Stored data entries:
>> BEGIN

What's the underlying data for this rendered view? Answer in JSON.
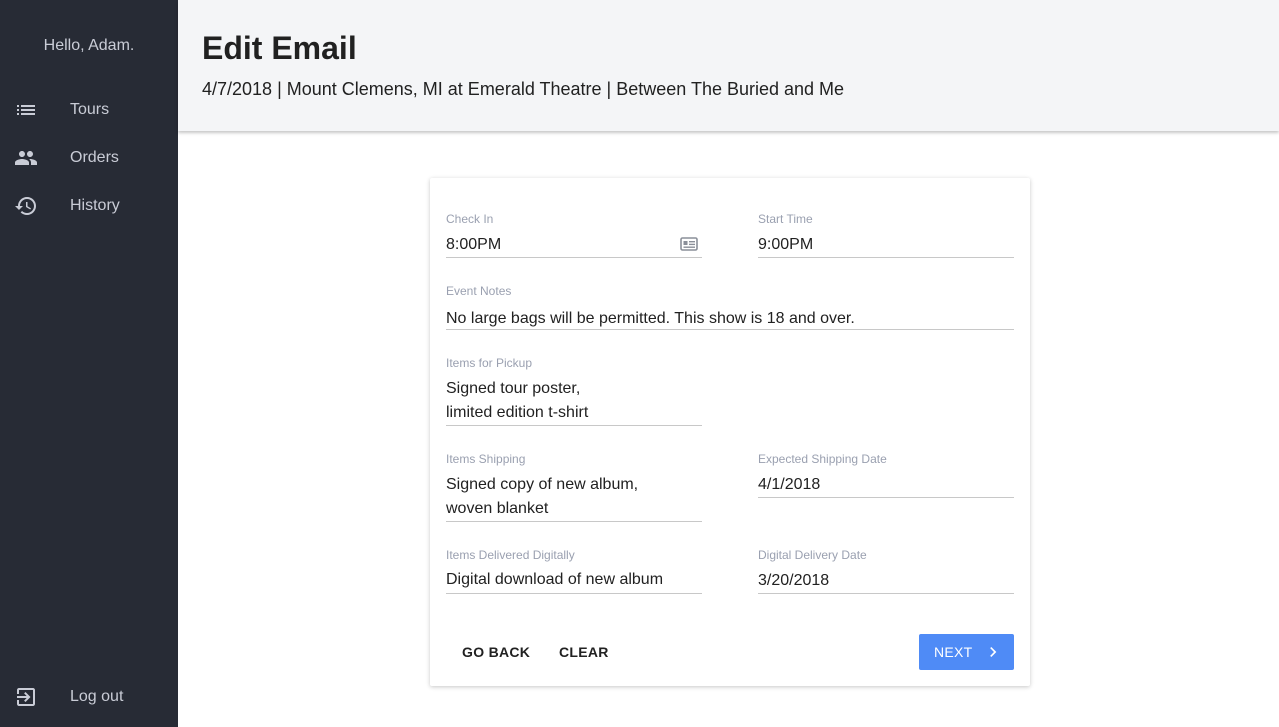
{
  "sidebar": {
    "greeting": "Hello, Adam.",
    "items": [
      {
        "label": "Tours",
        "icon": "list-icon"
      },
      {
        "label": "Orders",
        "icon": "people-icon"
      },
      {
        "label": "History",
        "icon": "history-icon"
      }
    ],
    "logout": {
      "label": "Log out",
      "icon": "logout-icon"
    }
  },
  "header": {
    "title": "Edit Email",
    "subtitle": "4/7/2018 | Mount Clemens, MI at Emerald Theatre | Between The Buried and Me"
  },
  "form": {
    "check_in": {
      "label": "Check In",
      "value": "8:00PM"
    },
    "start_time": {
      "label": "Start Time",
      "value": "9:00PM"
    },
    "event_notes": {
      "label": "Event Notes",
      "value": "No large bags will be permitted. This show is 18 and over."
    },
    "items_pickup": {
      "label": "Items for Pickup",
      "value": "Signed tour poster,\nlimited edition t-shirt"
    },
    "items_shipping": {
      "label": "Items Shipping",
      "value": "Signed copy of new album,\nwoven blanket"
    },
    "shipping_date": {
      "label": "Expected Shipping Date",
      "value": "4/1/2018"
    },
    "items_digital": {
      "label": "Items Delivered Digitally",
      "value": "Digital download of new album"
    },
    "digital_date": {
      "label": "Digital Delivery Date",
      "value": "3/20/2018"
    }
  },
  "actions": {
    "back": "GO BACK",
    "clear": "CLEAR",
    "next": "NEXT"
  },
  "colors": {
    "sidebar_bg": "#272b35",
    "header_bg": "#f4f5f7",
    "primary": "#4f8bf6"
  }
}
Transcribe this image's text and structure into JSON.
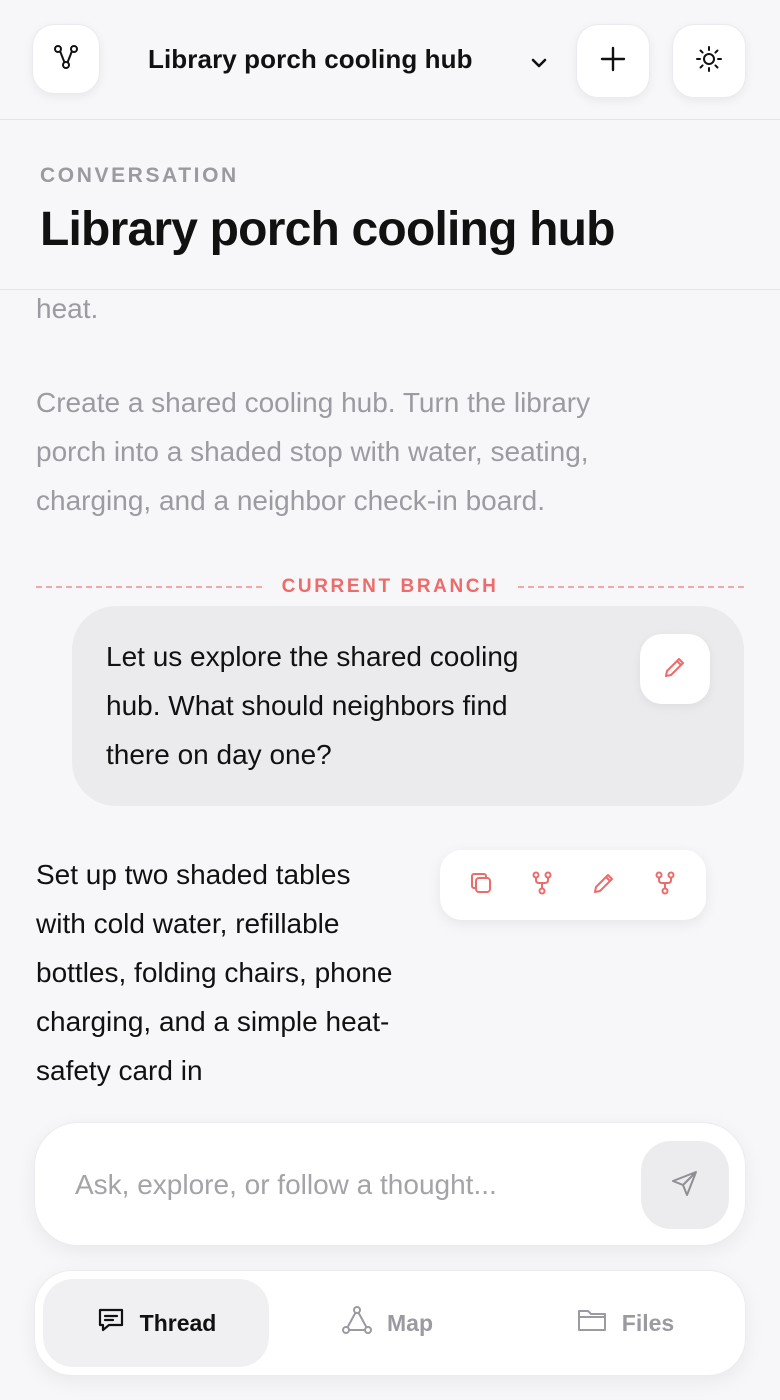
{
  "app": {
    "title": "Library porch cooling hub"
  },
  "header": {
    "eyebrow": "CONVERSATION",
    "title": "Library porch cooling hub"
  },
  "thread": {
    "earlier_fragment": "heat.",
    "earlier_message": "Create a shared cooling hub. Turn the library porch into a shaded stop with water, seating, charging, and a neighbor check-in board.",
    "branch_label": "CURRENT BRANCH",
    "user_message": "Let us explore the shared cooling hub. What should neighbors find there on day one?",
    "assistant_message": "Set up two shaded tables with cold water, refillable bottles, folding chairs, phone charging, and a simple heat-safety card in"
  },
  "composer": {
    "placeholder": "Ask, explore, or follow a thought..."
  },
  "tabs": [
    {
      "label": "Thread",
      "icon": "chat-icon",
      "active": true
    },
    {
      "label": "Map",
      "icon": "graph-icon",
      "active": false
    },
    {
      "label": "Files",
      "icon": "folder-icon",
      "active": false
    }
  ],
  "colors": {
    "accent": "#ec6b6b",
    "background": "#f7f7f9",
    "bubble": "#ebebed",
    "muted": "#9b9ba1"
  }
}
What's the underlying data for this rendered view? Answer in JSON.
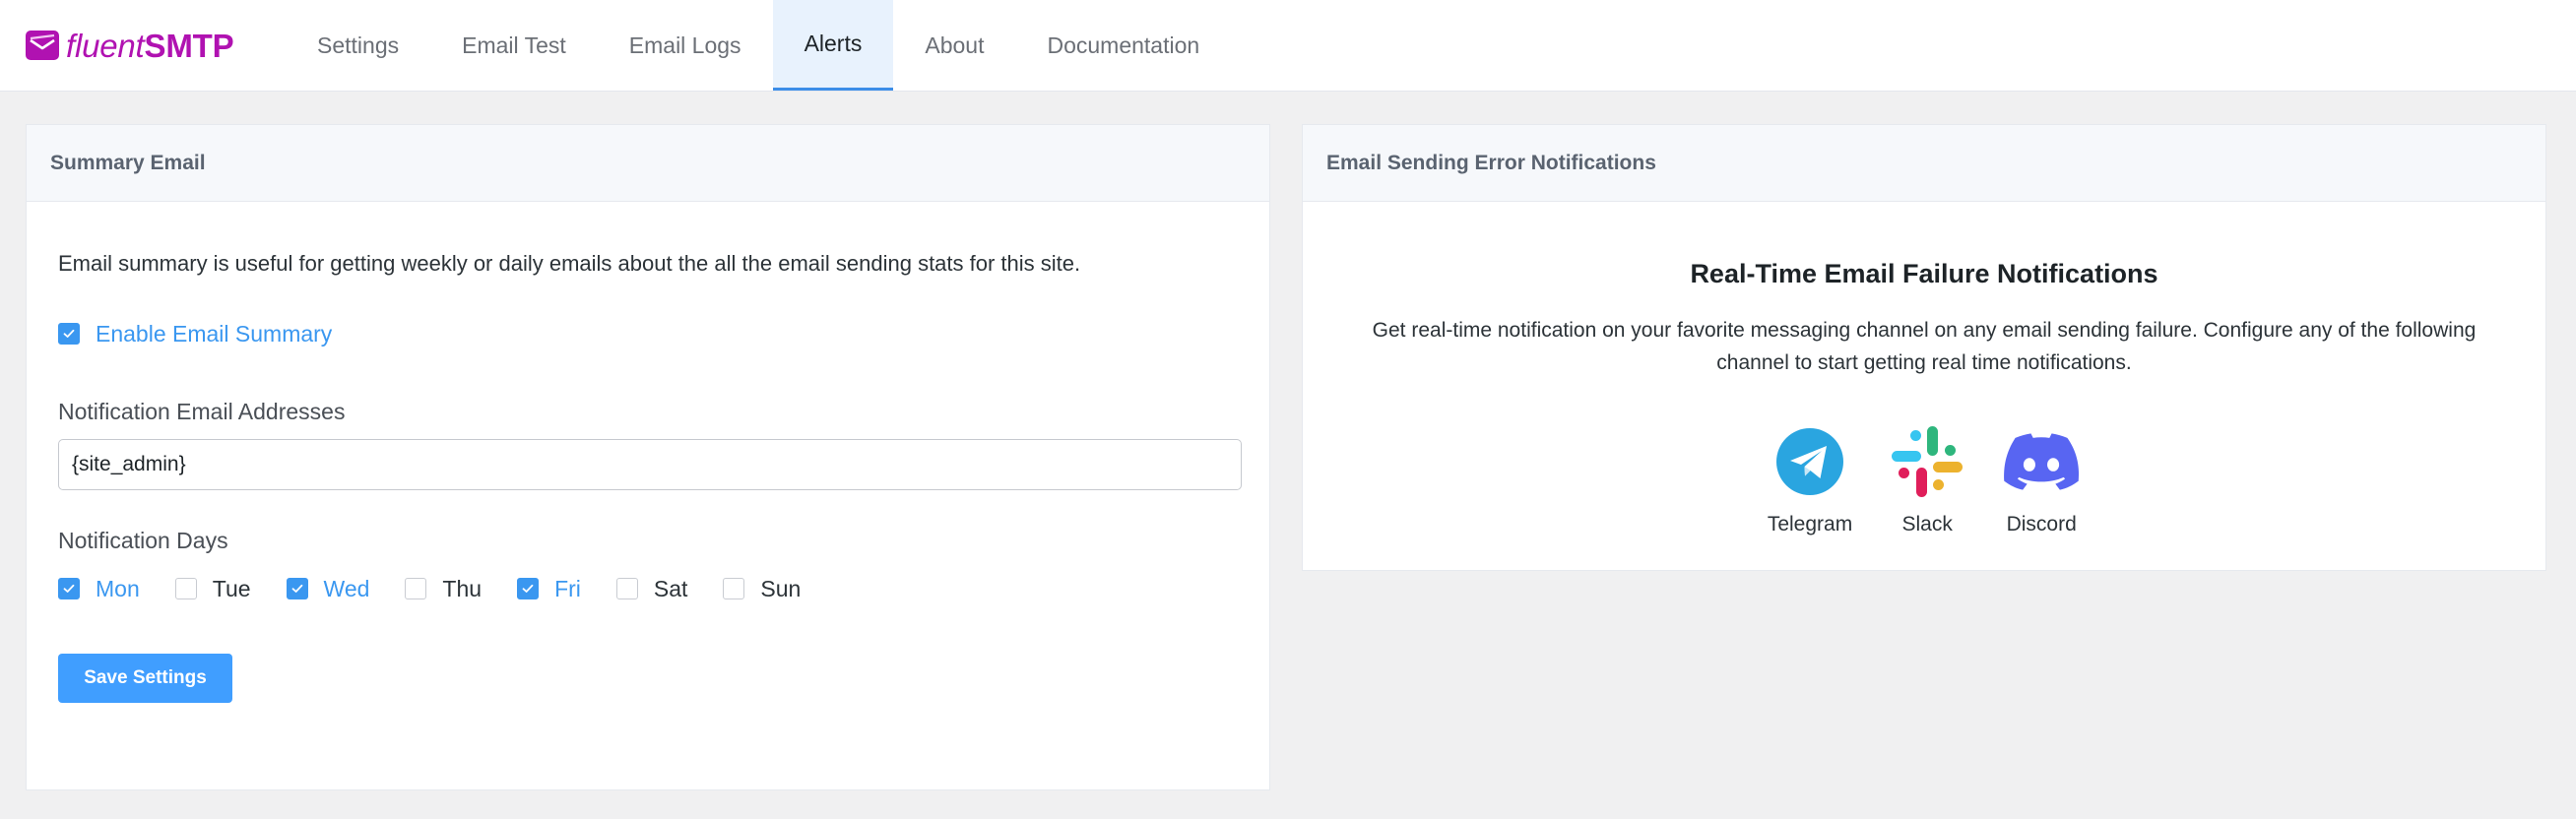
{
  "brand": {
    "light": "fluent",
    "bold": "SMTP",
    "color": "#b012b1"
  },
  "nav": {
    "tabs": [
      {
        "label": "Settings",
        "active": false
      },
      {
        "label": "Email Test",
        "active": false
      },
      {
        "label": "Email Logs",
        "active": false
      },
      {
        "label": "Alerts",
        "active": true
      },
      {
        "label": "About",
        "active": false
      },
      {
        "label": "Documentation",
        "active": false
      }
    ]
  },
  "summary": {
    "title": "Summary Email",
    "description": "Email summary is useful for getting weekly or daily emails about the all the email sending stats for this site.",
    "enable_label": "Enable Email Summary",
    "enable_checked": true,
    "addresses_label": "Notification Email Addresses",
    "addresses_value": "{site_admin}",
    "days_label": "Notification Days",
    "days": [
      {
        "label": "Mon",
        "checked": true
      },
      {
        "label": "Tue",
        "checked": false
      },
      {
        "label": "Wed",
        "checked": true
      },
      {
        "label": "Thu",
        "checked": false
      },
      {
        "label": "Fri",
        "checked": true
      },
      {
        "label": "Sat",
        "checked": false
      },
      {
        "label": "Sun",
        "checked": false
      }
    ],
    "save_label": "Save Settings"
  },
  "notifications": {
    "title": "Email Sending Error Notifications",
    "heading": "Real-Time Email Failure Notifications",
    "description": "Get real-time notification on your favorite messaging channel on any email sending failure. Configure any of the following channel to start getting real time notifications.",
    "channels": [
      {
        "label": "Telegram",
        "icon": "telegram-icon"
      },
      {
        "label": "Slack",
        "icon": "slack-icon"
      },
      {
        "label": "Discord",
        "icon": "discord-icon"
      }
    ]
  },
  "colors": {
    "accent": "#409eff",
    "checked": "#3a97f0",
    "active_tab_bg": "#e8f2fd",
    "telegram": "#2aa5e0",
    "discord": "#5865f2"
  }
}
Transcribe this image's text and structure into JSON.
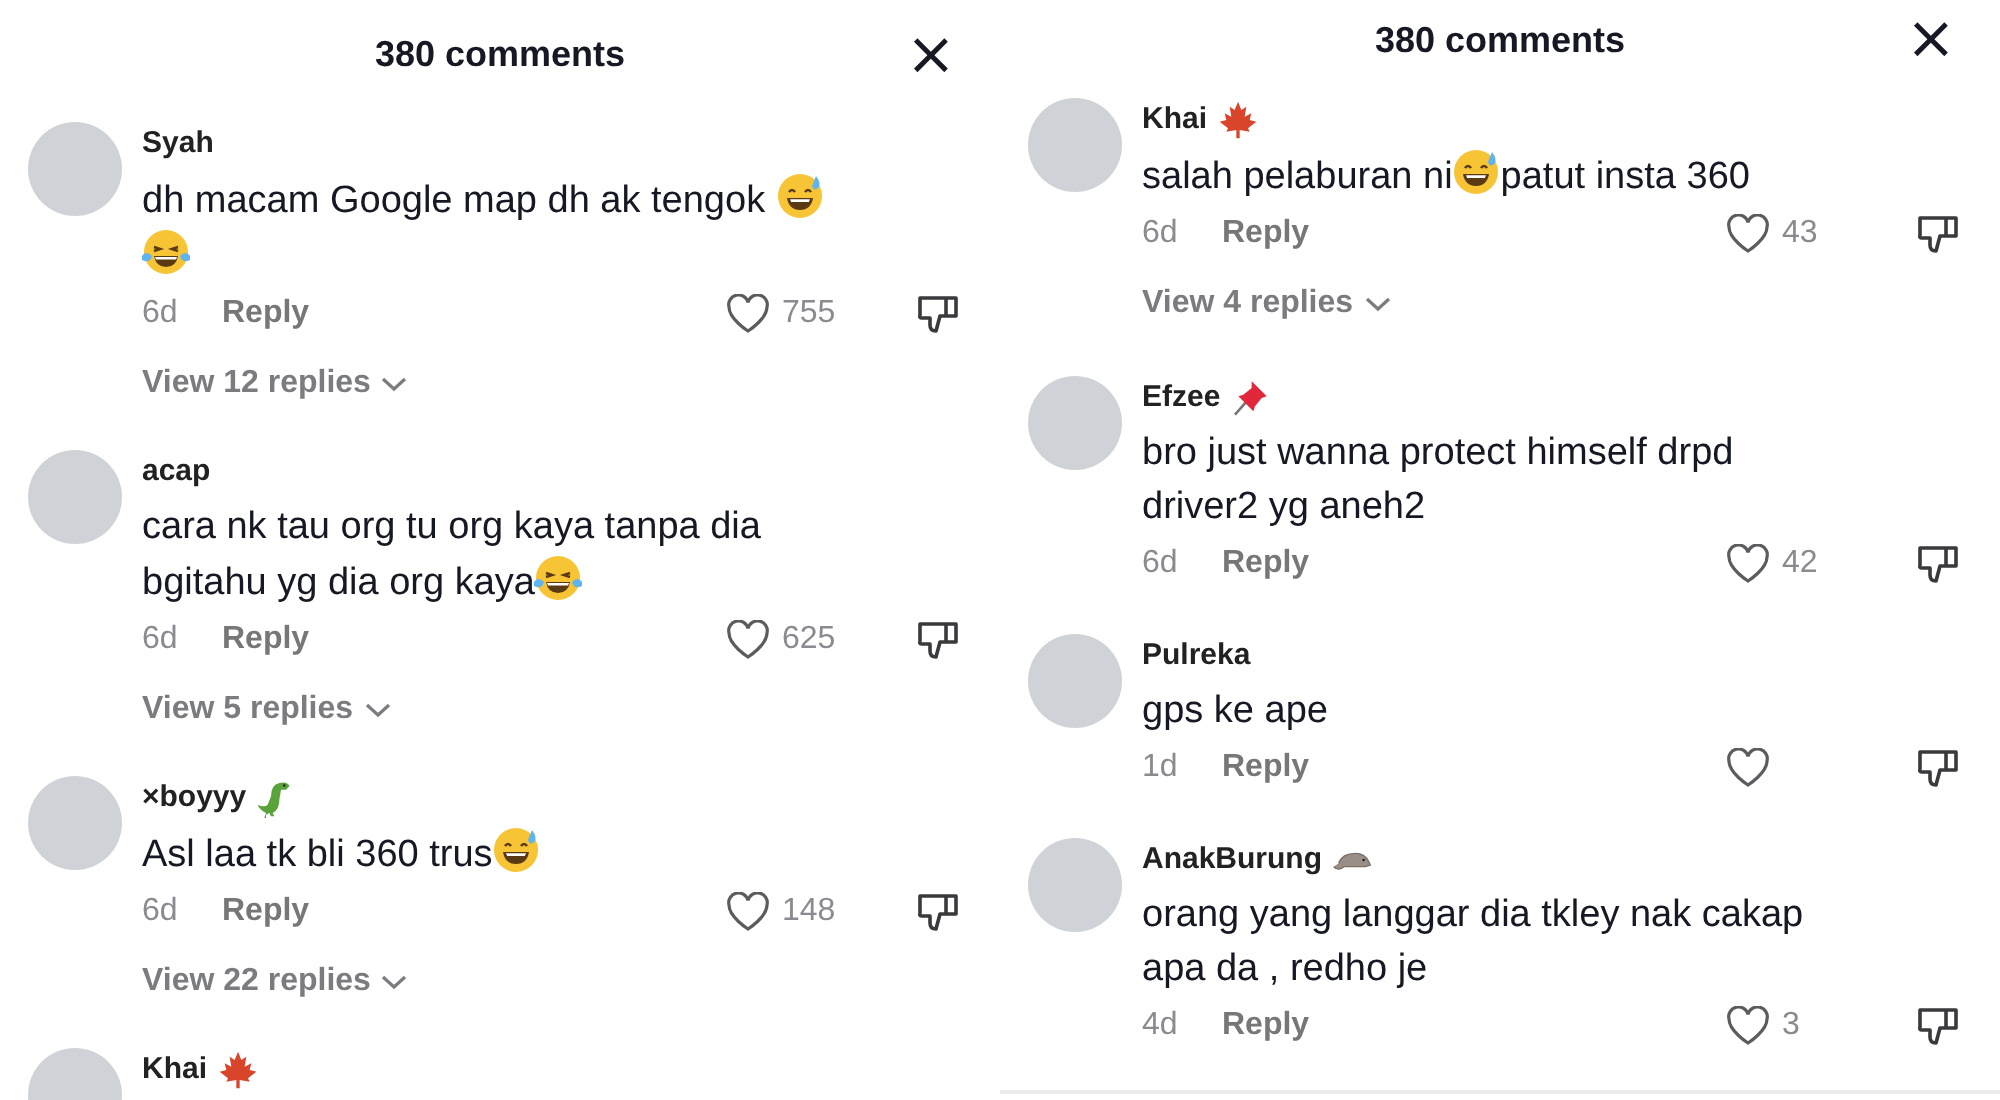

>> END

◆ Goal of the exercise ◆
Write the entries above out in full, exactly, with no images.

◆ Written answer ◆
What's the underlying data for this rendered view? Answer in JSON.
{
  "sidebar": {
    "greeting": "Hello, Adam.",
    "items": [
      {
        "label": "Tours",
        "icon": "list-icon"
      },
      {
        "label": "Orders",
        "icon": "people-icon"
      },
      {
        "label": "History",
        "icon": "history-icon"
      }
    ],
    "logout": {
      "label": "Log out",
      "icon": "logout-icon"
    }
  },
  "header": {
    "title": "Edit Email",
    "subtitle": "4/7/2018 | Mount Clemens, MI at Emerald Theatre | Between The Buried and Me"
  },
  "form": {
    "check_in": {
      "label": "Check In",
      "value": "8:00PM"
    },
    "start_time": {
      "label": "Start Time",
      "value": "9:00PM"
    },
    "event_notes": {
      "label": "Event Notes",
      "value": "No large bags will be permitted. This show is 18 and over."
    },
    "items_pickup": {
      "label": "Items for Pickup",
      "value": "Signed tour poster,\nlimited edition t-shirt"
    },
    "items_shipping": {
      "label": "Items Shipping",
      "value": "Signed copy of new album,\nwoven blanket"
    },
    "shipping_date": {
      "label": "Expected Shipping Date",
      "value": "4/1/2018"
    },
    "items_digital": {
      "label": "Items Delivered Digitally",
      "value": "Digital download of new album"
    },
    "digital_date": {
      "label": "Digital Delivery Date",
      "value": "3/20/2018"
    }
  },
  "actions": {
    "back": "GO BACK",
    "clear": "CLEAR",
    "next": "NEXT"
  },
  "colors": {
    "sidebar_bg": "#272b35",
    "header_bg": "#f4f5f7",
    "primary": "#4f8bf6"
  }
}
Transcribe this image's text and structure into JSON.
{
  "app": {
    "title": "Library porch cooling hub"
  },
  "header": {
    "eyebrow": "CONVERSATION",
    "title": "Library porch cooling hub"
  },
  "thread": {
    "earlier_fragment": "heat.",
    "earlier_message": "Create a shared cooling hub. Turn the library porch into a shaded stop with water, seating, charging, and a neighbor check-in board.",
    "branch_label": "CURRENT BRANCH",
    "user_message": "Let us explore the shared cooling hub. What should neighbors find there on day one?",
    "assistant_message": "Set up two shaded tables with cold water, refillable bottles, folding chairs, phone charging, and a simple heat-safety card in"
  },
  "composer": {
    "placeholder": "Ask, explore, or follow a thought..."
  },
  "tabs": [
    {
      "label": "Thread",
      "icon": "chat-icon",
      "active": true
    },
    {
      "label": "Map",
      "icon": "graph-icon",
      "active": false
    },
    {
      "label": "Files",
      "icon": "folder-icon",
      "active": false
    }
  ],
  "colors": {
    "accent": "#ec6b6b",
    "background": "#f7f7f9",
    "bubble": "#ebebed",
    "muted": "#9b9ba1"
  }
}
What's the underlying data for this rendered view? Answer in JSON.
{
  "brand": {
    "light": "fluent",
    "bold": "SMTP",
    "color": "#b012b1"
  },
  "nav": {
    "tabs": [
      {
        "label": "Settings",
        "active": false
      },
      {
        "label": "Email Test",
        "active": false
      },
      {
        "label": "Email Logs",
        "active": false
      },
      {
        "label": "Alerts",
        "active": true
      },
      {
        "label": "About",
        "active": false
      },
      {
        "label": "Documentation",
        "active": false
      }
    ]
  },
  "summary": {
    "title": "Summary Email",
    "description": "Email summary is useful for getting weekly or daily emails about the all the email sending stats for this site.",
    "enable_label": "Enable Email Summary",
    "enable_checked": true,
    "addresses_label": "Notification Email Addresses",
    "addresses_value": "{site_admin}",
    "days_label": "Notification Days",
    "days": [
      {
        "label": "Mon",
        "checked": true
      },
      {
        "label": "Tue",
        "checked": false
      },
      {
        "label": "Wed",
        "checked": true
      },
      {
        "label": "Thu",
        "checked": false
      },
      {
        "label": "Fri",
        "checked": true
      },
      {
        "label": "Sat",
        "checked": false
      },
      {
        "label": "Sun",
        "checked": false
      }
    ],
    "save_label": "Save Settings"
  },
  "notifications": {
    "title": "Email Sending Error Notifications",
    "heading": "Real-Time Email Failure Notifications",
    "description": "Get real-time notification on your favorite messaging channel on any email sending failure. Configure any of the following channel to start getting real time notifications.",
    "channels": [
      {
        "label": "Telegram",
        "icon": "telegram-icon"
      },
      {
        "label": "Slack",
        "icon": "slack-icon"
      },
      {
        "label": "Discord",
        "icon": "discord-icon"
      }
    ]
  },
  "colors": {
    "accent": "#409eff",
    "checked": "#3a97f0",
    "active_tab_bg": "#e8f2fd",
    "telegram": "#2aa5e0",
    "discord": "#5865f2"
  }
}
Transcribe this image's text and structure into JSON.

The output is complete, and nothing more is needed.